Por favor, enumera todas las personas mencionadas en el texto sobre la exposición Máscaras, sin contar el nombre del museo.

### TEXTO:
##########

No son sólo máscaras

«Sigue el mundo su paso, rueda el tiempo y van y vienen máscaras.»
Jaime Sabines (1926-1999)

Conocer las fronteras y los límites de la identidad del individuo, provocar el debate sobre su lugar en el mundo y su destino es una de las cuestiones más reveladoras del arte. Descubrir la esencia de los personajes que protagonizan cuadros o esculturas y transmitir aspectos del carácter del ser humano es uno de los principales empeños de los artistas. El relato propuesto por la exposición Máscaras. Metamorfosis de la identidad moderna reflexiona sobre ello en un recorrido repleto de obras que muestran estilos distintos, haciendo evidente que el juego de máscaras, es decir, las tensiones entre lo real y lo ficticio, lo verosímil y lo oculto, han fascinado a multitud de artistas a lo largo del tiempo. Asimismo, el discurso manifiesta que los artistas presentes se preguntaron por el aspecto más inquietante del ser humano, por el lado más velado de su relación con su propia naturaleza y el exterior, en una sociedad que en su evolución confirmaba una complejidad cada vez más notoria.

Esta historia que el equipo del Museo Carmen Thyssen ha diseñado, con la colaboración del profesor Luis Puelles, sobre la autenticidad, la ocultación y el engaño comienza en el siglo XIX.  Se considera al Ochocientos como el periodo inicial de la modernidad, concepto formulado por el poeta Charles Baudelaire, un tiempo que dio lugar a ideas artísticas determinantes que aún siguen vigentes. Una centuria que conoció miradas novedosas en la estética y en el lenguaje pictórico, con tanta fuerza que, aciertos y miedos, fueron proyectados sobre la centuria siguiente.

##########

### MATERIAL PROPORCIONADO:
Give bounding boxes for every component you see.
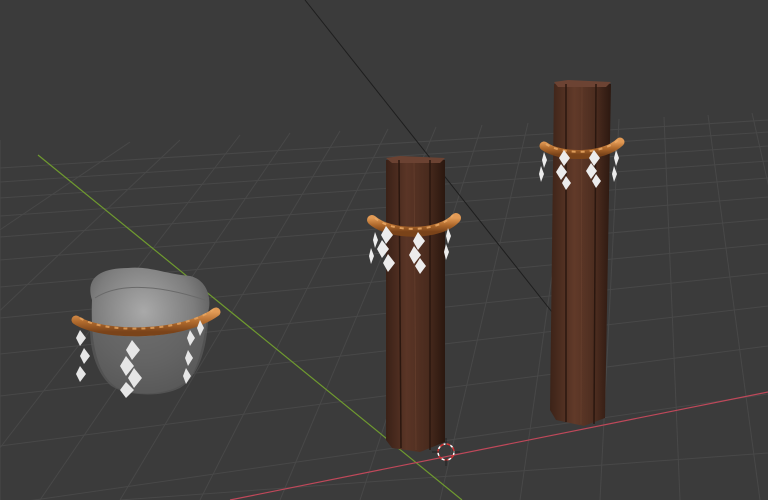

##########

### RESPUESTA:
Jaime Sabines, Luis Puelles, Charles Baudelaire